[START Supplied records]

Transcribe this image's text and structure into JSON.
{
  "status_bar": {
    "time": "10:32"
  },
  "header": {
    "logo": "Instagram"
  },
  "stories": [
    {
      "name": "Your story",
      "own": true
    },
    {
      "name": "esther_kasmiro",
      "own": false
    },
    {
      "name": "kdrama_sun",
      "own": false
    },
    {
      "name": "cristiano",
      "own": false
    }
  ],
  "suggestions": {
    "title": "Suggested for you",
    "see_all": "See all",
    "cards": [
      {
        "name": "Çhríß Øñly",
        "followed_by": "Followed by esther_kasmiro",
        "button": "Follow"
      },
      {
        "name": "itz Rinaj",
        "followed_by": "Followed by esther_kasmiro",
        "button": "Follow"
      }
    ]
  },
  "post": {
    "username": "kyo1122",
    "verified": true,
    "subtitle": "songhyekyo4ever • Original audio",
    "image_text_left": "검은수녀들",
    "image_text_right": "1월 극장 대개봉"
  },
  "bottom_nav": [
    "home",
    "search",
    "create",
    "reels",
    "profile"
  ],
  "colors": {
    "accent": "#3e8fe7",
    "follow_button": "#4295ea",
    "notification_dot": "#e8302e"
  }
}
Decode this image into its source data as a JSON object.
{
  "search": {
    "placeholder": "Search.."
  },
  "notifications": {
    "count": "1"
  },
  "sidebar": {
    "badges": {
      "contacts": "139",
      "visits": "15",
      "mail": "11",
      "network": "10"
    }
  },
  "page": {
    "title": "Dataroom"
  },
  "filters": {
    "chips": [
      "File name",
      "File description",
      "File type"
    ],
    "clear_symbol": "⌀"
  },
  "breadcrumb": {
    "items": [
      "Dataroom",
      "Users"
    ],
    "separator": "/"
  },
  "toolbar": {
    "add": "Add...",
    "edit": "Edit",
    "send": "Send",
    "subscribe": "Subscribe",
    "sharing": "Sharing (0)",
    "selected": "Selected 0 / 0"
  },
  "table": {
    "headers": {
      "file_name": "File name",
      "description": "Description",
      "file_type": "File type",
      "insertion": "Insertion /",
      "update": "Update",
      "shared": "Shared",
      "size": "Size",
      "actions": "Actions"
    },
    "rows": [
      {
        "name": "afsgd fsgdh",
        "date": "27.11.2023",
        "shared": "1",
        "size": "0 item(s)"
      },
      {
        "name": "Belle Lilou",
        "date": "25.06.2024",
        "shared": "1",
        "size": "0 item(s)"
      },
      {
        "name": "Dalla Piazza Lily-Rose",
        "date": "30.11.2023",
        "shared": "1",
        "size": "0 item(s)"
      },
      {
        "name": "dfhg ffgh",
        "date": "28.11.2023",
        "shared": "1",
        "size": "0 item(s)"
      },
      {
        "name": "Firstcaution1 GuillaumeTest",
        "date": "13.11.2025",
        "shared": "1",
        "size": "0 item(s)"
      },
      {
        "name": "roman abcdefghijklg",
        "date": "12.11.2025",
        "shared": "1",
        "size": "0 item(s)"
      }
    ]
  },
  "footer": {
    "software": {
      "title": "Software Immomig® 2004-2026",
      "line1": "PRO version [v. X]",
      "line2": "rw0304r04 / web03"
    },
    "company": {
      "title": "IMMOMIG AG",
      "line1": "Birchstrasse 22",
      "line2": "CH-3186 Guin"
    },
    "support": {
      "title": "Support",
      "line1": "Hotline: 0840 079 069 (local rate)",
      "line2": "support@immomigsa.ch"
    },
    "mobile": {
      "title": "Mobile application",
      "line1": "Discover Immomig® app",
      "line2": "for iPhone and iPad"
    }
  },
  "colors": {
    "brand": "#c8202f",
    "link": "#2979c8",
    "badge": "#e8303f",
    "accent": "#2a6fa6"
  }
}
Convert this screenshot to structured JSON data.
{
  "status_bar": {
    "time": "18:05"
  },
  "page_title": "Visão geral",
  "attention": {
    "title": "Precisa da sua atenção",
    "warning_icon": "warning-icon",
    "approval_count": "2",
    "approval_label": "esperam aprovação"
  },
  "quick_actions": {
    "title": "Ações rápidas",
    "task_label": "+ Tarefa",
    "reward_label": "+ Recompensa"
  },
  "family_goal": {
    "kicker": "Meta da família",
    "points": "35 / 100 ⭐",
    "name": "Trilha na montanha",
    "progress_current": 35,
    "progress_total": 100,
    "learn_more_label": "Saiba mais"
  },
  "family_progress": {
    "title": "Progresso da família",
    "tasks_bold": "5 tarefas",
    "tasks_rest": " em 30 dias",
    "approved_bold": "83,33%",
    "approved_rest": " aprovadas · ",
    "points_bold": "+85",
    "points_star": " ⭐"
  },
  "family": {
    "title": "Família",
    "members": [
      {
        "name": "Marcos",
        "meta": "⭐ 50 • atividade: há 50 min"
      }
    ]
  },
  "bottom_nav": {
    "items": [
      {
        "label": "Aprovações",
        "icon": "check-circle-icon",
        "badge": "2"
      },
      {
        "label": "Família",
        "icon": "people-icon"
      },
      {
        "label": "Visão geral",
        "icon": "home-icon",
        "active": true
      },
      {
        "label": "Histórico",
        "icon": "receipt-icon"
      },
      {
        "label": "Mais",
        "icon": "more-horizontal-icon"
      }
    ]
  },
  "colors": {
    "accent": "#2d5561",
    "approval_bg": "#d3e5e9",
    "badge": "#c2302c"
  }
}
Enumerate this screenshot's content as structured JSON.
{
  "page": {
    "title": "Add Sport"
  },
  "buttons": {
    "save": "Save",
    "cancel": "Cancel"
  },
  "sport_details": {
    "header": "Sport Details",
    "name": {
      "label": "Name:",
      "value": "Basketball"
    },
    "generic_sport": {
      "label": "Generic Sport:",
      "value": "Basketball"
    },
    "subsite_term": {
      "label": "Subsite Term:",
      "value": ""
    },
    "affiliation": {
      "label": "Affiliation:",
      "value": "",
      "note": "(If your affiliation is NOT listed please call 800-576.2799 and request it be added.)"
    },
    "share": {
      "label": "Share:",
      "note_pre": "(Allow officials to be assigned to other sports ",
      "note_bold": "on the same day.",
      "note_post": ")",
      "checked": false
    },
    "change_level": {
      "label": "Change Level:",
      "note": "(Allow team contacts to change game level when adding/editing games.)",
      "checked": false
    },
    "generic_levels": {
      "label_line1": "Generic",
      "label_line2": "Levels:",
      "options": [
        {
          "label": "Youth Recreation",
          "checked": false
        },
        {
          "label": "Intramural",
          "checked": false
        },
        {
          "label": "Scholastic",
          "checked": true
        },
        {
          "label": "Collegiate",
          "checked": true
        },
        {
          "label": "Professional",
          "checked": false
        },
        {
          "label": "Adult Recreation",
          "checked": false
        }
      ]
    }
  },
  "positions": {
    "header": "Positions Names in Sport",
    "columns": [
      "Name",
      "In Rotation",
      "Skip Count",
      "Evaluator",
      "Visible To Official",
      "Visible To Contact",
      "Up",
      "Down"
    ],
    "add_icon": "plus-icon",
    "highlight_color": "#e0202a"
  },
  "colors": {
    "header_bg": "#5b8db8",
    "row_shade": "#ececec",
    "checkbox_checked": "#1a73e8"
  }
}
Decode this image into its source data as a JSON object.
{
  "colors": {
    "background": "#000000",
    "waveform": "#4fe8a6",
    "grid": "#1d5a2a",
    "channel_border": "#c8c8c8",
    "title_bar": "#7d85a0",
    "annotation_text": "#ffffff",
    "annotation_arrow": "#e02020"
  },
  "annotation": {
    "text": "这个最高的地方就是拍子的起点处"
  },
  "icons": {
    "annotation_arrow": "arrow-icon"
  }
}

[END Supplied records]

Goal
In the listing above, find each line with the word "accent" and copy it.

Answer to the task
    "accent": "#3e8fe7",
    "accent": "#2a6fa6"
    "accent": "#2d5561",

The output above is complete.